Required task: Retype the records below word for word and omit any image.

Records shown:
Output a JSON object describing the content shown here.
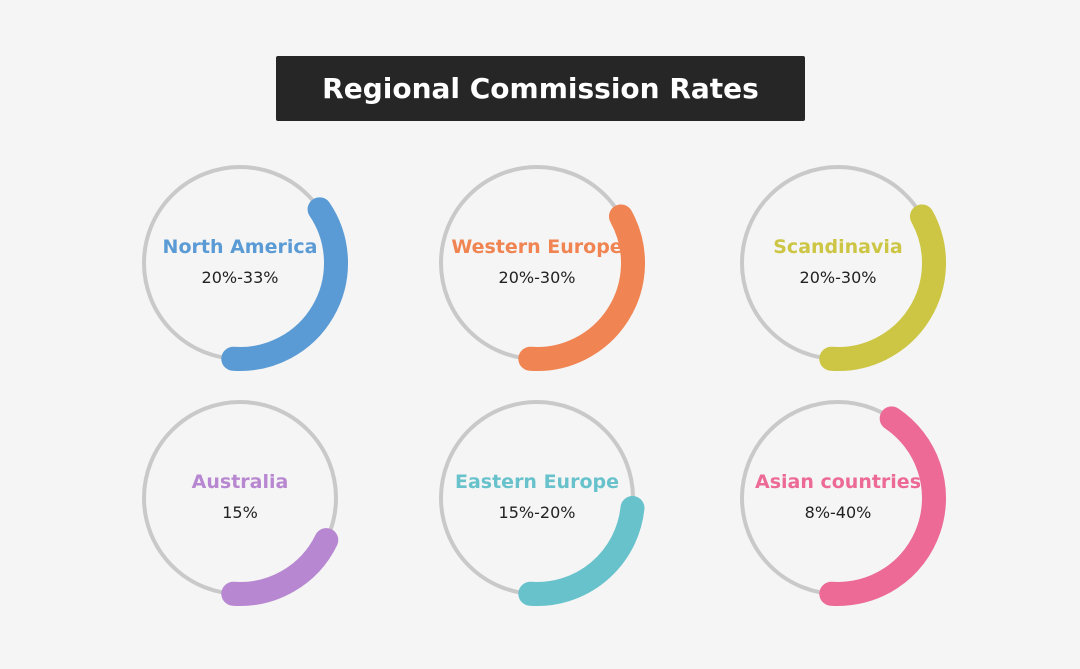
{
  "header": {
    "title": "Regional Commission Rates"
  },
  "regions": [
    {
      "name": "North America",
      "rate": "20%-33%",
      "color": "#5b9bd5"
    },
    {
      "name": "Western Europe",
      "rate": "20%-30%",
      "color": "#f08452"
    },
    {
      "name": "Scandinavia",
      "rate": "20%-30%",
      "color": "#cdc544"
    },
    {
      "name": "Australia",
      "rate": "15%",
      "color": "#b887d1"
    },
    {
      "name": "Eastern Europe",
      "rate": "15%-20%",
      "color": "#68c2cc"
    },
    {
      "name": "Asian countries",
      "rate": "8%-40%",
      "color": "#ec6a95"
    }
  ]
}
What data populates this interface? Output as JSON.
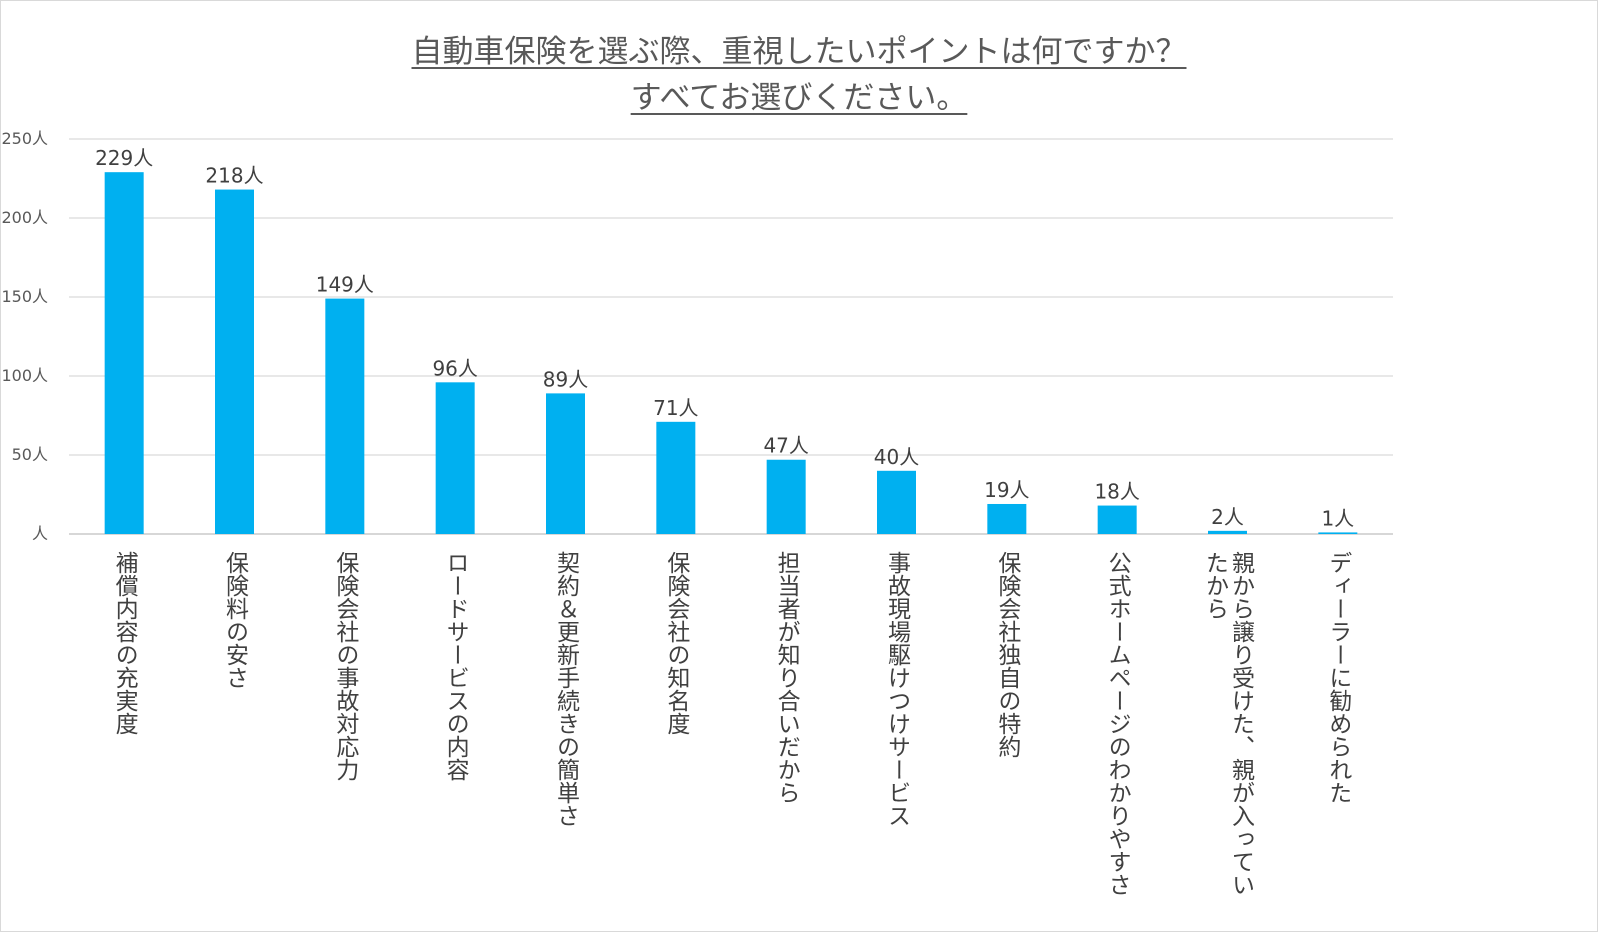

The output:
Output a JSON object describing the content shown here.
{
  "header": {
    "title": "Regional Commission Rates"
  },
  "regions": [
    {
      "name": "North America",
      "rate": "20%-33%",
      "color": "#5b9bd5"
    },
    {
      "name": "Western Europe",
      "rate": "20%-30%",
      "color": "#f08452"
    },
    {
      "name": "Scandinavia",
      "rate": "20%-30%",
      "color": "#cdc544"
    },
    {
      "name": "Australia",
      "rate": "15%",
      "color": "#b887d1"
    },
    {
      "name": "Eastern Europe",
      "rate": "15%-20%",
      "color": "#68c2cc"
    },
    {
      "name": "Asian countries",
      "rate": "8%-40%",
      "color": "#ec6a95"
    }
  ]
}
What data populates this interface? Output as JSON.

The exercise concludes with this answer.